All of the records below must be output exactly, with no pictures carried over.

begin Data provided

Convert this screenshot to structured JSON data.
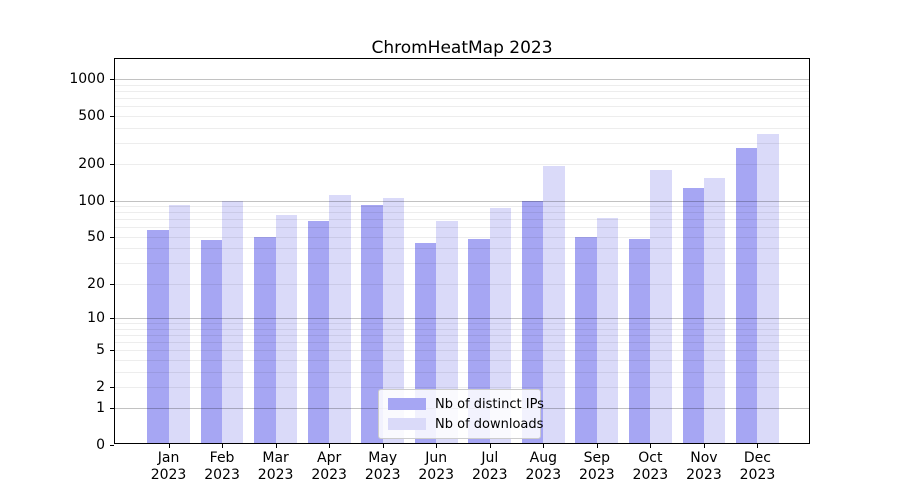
{
  "title": "ChromHeatMap 2023",
  "chart_data": {
    "type": "bar",
    "title": "ChromHeatMap 2023",
    "categories": [
      "Jan",
      "Feb",
      "Mar",
      "Apr",
      "May",
      "Jun",
      "Jul",
      "Aug",
      "Sep",
      "Oct",
      "Nov",
      "Dec"
    ],
    "year_label": "2023",
    "series": [
      {
        "name": "Nb of distinct IPs",
        "color": "#a6a6f3",
        "values": [
          55,
          45,
          48,
          65,
          89,
          43,
          46,
          95,
          48,
          46,
          123,
          260
        ]
      },
      {
        "name": "Nb of downloads",
        "color": "#dadaf9",
        "values": [
          89,
          96,
          73,
          108,
          102,
          65,
          83,
          188,
          69,
          173,
          148,
          343
        ]
      }
    ],
    "yscale": "log1p",
    "y_ticks": [
      0,
      1,
      2,
      5,
      10,
      20,
      50,
      100,
      200,
      500,
      1000
    ],
    "y_minor_gridlines": [
      2,
      3,
      4,
      5,
      6,
      7,
      8,
      9,
      20,
      30,
      40,
      50,
      60,
      70,
      80,
      90,
      200,
      300,
      400,
      500,
      600,
      700,
      800,
      900
    ],
    "y_major_gridlines": [
      1,
      10,
      100,
      1000
    ],
    "ylim": [
      0,
      1500
    ],
    "grid": "both",
    "legend_position": "lower center"
  },
  "colors": {
    "background": "#ffffff",
    "axis": "#000000",
    "grid_major": "rgba(0,0,0,0.24)",
    "grid_minor": "rgba(0,0,0,0.07)",
    "legend_border": "#cccccc",
    "text": "#000000"
  }
}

end Data provided

• Solution to the exercise
Convert this screenshot to structured JSON data.
{
  "title": "ChromHeatMap 2023",
  "chart_data": {
    "type": "bar",
    "title": "ChromHeatMap 2023",
    "categories": [
      "Jan",
      "Feb",
      "Mar",
      "Apr",
      "May",
      "Jun",
      "Jul",
      "Aug",
      "Sep",
      "Oct",
      "Nov",
      "Dec"
    ],
    "year_label": "2023",
    "series": [
      {
        "name": "Nb of distinct IPs",
        "color": "#a6a6f3",
        "values": [
          55,
          45,
          48,
          65,
          89,
          43,
          46,
          95,
          48,
          46,
          123,
          260
        ]
      },
      {
        "name": "Nb of downloads",
        "color": "#dadaf9",
        "values": [
          89,
          96,
          73,
          108,
          102,
          65,
          83,
          188,
          69,
          173,
          148,
          343
        ]
      }
    ],
    "yscale": "log1p",
    "y_ticks": [
      0,
      1,
      2,
      5,
      10,
      20,
      50,
      100,
      200,
      500,
      1000
    ],
    "y_minor_gridlines": [
      2,
      3,
      4,
      5,
      6,
      7,
      8,
      9,
      20,
      30,
      40,
      50,
      60,
      70,
      80,
      90,
      200,
      300,
      400,
      500,
      600,
      700,
      800,
      900
    ],
    "y_major_gridlines": [
      1,
      10,
      100,
      1000
    ],
    "ylim": [
      0,
      1500
    ],
    "grid": "both",
    "legend_position": "lower center"
  },
  "colors": {
    "background": "#ffffff",
    "axis": "#000000",
    "grid_major": "rgba(0,0,0,0.24)",
    "grid_minor": "rgba(0,0,0,0.07)",
    "legend_border": "#cccccc",
    "text": "#000000"
  }
}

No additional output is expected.